• INSTRUCTION
Find the word "在平行四边形" in the records below. List each line containing it.

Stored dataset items
—————

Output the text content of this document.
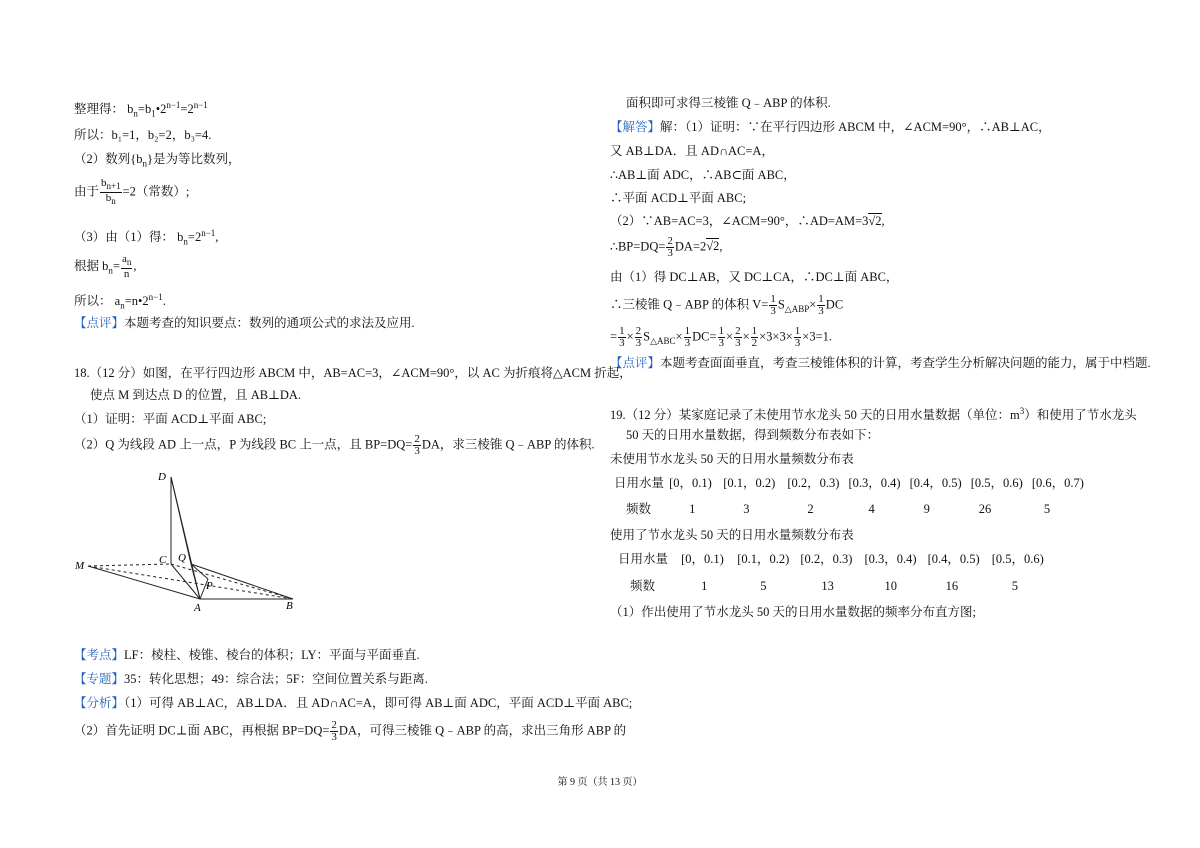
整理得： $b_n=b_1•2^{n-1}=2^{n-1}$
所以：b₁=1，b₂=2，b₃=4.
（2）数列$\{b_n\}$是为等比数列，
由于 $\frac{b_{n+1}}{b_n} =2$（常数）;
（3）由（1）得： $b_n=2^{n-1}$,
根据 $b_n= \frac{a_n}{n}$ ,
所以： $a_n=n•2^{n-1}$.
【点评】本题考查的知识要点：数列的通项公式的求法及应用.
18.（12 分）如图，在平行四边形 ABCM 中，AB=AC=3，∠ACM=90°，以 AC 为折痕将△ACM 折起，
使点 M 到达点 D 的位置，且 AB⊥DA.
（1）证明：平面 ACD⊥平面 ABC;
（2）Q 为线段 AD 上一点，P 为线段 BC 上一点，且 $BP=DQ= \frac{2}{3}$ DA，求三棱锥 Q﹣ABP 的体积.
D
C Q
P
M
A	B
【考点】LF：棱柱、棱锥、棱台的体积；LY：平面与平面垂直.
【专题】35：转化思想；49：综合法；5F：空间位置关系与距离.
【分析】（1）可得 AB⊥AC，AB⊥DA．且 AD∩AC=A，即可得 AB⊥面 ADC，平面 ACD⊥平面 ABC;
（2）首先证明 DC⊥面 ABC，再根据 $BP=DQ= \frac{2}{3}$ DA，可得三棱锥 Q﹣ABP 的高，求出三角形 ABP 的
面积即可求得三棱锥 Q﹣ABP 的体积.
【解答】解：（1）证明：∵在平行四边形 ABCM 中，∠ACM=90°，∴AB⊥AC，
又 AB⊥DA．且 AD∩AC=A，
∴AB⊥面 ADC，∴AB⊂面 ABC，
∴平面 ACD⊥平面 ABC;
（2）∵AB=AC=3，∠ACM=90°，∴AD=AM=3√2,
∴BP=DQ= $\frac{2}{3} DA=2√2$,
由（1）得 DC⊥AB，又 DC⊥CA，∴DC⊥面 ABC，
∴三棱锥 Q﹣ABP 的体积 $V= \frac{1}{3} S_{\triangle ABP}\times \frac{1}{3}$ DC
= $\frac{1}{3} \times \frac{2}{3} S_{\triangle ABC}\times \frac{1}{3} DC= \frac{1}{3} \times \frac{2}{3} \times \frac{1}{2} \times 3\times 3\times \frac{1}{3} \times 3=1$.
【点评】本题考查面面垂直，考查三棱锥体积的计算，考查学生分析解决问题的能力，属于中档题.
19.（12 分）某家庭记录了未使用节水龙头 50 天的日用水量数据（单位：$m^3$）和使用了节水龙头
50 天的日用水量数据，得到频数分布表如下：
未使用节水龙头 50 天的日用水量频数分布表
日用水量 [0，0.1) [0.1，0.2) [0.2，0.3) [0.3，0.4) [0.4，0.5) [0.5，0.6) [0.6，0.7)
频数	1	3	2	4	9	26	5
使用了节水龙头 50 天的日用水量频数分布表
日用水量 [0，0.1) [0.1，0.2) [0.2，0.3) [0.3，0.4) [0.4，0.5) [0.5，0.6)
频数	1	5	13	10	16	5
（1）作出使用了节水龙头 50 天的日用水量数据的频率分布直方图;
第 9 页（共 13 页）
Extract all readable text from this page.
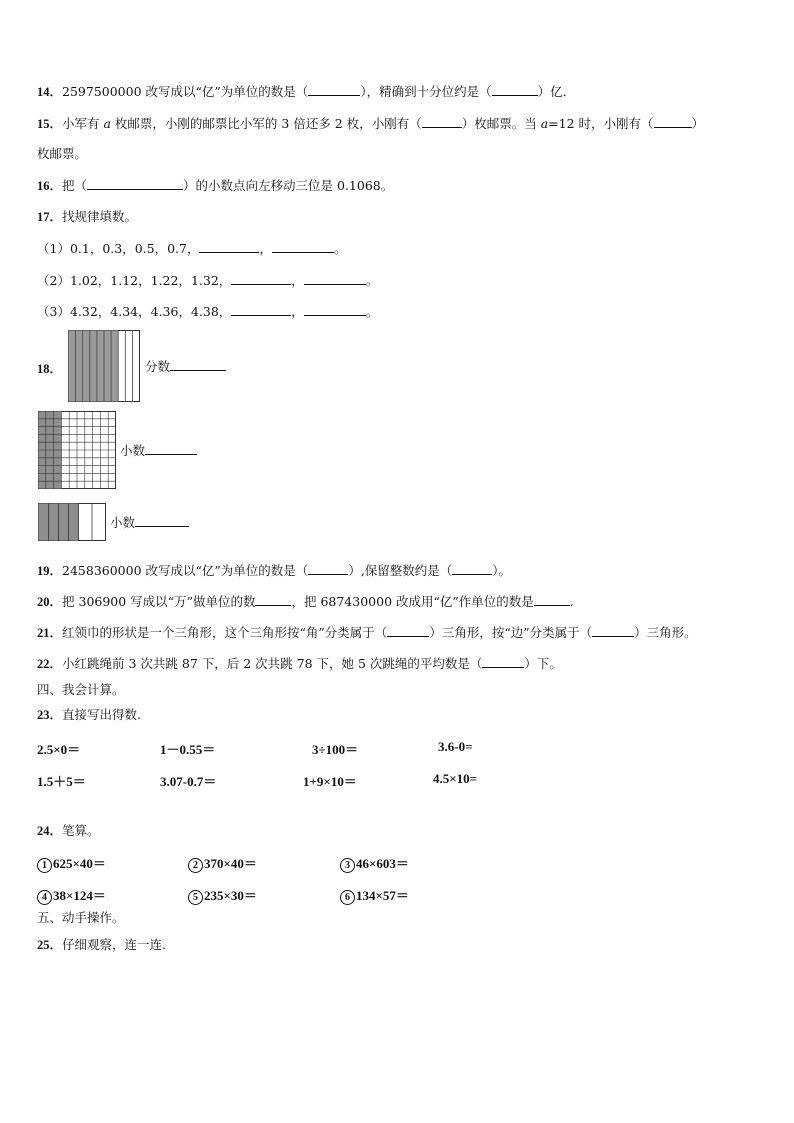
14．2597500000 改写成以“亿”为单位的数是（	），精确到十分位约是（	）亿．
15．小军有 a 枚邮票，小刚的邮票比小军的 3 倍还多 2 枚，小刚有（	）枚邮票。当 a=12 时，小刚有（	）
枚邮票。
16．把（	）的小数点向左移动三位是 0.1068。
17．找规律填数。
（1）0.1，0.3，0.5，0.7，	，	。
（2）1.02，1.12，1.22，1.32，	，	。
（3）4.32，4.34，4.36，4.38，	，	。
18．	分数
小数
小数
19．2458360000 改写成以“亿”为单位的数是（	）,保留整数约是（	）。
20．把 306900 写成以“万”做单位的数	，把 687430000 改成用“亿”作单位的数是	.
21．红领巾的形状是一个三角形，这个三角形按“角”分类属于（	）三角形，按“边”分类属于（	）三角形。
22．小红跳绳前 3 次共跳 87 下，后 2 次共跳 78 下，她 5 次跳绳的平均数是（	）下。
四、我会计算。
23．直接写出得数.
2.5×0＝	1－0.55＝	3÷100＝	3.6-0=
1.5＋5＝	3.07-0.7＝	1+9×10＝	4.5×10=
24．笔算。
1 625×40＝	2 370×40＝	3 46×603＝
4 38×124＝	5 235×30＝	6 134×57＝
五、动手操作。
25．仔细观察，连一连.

—————

• WRITTEN RESPONSE
18.（12 分）如图，在平行四边形 ABCM 中，AB=AC=3，∠ACM=90°，以 AC 为折痕将△ACM 折起，
【解答】解：（1）证明：∵在平行四边形 ABCM 中，∠ACM=90°，∴AB⊥AC，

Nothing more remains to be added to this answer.